## Material supplied:
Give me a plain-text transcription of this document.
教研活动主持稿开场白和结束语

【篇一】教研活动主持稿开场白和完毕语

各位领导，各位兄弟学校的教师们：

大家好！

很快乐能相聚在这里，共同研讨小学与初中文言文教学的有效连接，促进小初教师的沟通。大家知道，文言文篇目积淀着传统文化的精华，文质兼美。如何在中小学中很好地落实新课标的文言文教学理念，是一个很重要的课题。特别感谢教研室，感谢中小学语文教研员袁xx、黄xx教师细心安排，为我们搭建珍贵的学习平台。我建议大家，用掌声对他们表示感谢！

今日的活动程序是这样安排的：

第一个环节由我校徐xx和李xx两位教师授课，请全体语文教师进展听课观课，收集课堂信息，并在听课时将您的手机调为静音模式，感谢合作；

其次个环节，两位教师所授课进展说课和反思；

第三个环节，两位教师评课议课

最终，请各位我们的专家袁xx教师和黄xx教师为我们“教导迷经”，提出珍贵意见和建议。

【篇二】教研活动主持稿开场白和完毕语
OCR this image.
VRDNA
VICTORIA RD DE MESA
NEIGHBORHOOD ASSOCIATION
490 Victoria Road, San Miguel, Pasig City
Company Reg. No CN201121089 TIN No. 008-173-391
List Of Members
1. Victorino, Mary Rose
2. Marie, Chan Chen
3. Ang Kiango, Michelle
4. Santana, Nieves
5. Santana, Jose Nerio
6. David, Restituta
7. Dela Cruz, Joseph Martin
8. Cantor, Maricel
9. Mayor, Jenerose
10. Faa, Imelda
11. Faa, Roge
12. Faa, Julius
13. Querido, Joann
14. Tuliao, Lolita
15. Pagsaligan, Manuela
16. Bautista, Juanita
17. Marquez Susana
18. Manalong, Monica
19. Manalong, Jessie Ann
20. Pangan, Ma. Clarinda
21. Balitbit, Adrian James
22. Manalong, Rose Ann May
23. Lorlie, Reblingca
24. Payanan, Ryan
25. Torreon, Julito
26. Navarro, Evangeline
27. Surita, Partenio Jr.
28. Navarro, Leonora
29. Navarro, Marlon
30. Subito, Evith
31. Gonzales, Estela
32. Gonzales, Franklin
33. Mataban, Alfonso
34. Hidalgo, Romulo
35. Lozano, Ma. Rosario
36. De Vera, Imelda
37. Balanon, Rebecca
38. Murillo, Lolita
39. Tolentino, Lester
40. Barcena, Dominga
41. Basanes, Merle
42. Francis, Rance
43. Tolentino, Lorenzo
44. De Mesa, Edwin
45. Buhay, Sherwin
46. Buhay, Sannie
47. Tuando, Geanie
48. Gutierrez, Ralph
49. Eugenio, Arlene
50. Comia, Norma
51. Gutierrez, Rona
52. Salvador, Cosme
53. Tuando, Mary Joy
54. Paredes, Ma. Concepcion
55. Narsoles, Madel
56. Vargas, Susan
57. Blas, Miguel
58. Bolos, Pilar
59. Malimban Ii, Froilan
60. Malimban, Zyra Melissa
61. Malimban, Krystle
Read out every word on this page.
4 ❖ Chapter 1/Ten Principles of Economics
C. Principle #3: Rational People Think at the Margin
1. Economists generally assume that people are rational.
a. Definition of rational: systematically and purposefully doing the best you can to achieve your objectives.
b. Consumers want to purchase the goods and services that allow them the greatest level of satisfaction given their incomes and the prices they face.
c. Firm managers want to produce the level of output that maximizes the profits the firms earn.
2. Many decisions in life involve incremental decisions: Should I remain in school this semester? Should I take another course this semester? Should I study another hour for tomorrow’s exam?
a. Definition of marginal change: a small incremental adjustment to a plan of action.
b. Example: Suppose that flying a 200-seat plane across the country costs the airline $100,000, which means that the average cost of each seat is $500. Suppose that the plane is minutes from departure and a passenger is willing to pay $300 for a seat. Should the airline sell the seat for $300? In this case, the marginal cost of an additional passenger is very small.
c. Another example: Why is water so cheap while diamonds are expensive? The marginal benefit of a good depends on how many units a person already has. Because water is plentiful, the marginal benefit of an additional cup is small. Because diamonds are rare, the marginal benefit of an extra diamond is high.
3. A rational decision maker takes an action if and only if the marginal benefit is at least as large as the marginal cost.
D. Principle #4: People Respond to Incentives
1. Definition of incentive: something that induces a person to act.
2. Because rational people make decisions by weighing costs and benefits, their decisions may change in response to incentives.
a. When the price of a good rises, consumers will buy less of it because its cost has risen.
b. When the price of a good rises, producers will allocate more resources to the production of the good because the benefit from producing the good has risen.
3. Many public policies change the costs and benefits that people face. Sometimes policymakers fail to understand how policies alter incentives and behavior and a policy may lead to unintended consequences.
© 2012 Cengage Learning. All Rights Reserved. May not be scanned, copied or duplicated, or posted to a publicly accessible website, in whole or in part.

## What the task asks:
Extract every line containing the string "level" from the data above.

## Task answer:
b. Consumers want to purchase the goods and services that allow them the greatest level of satisfaction given their incomes and the prices they face.
c. Firm managers want to produce the level of output that maximizes the profits the firms earn.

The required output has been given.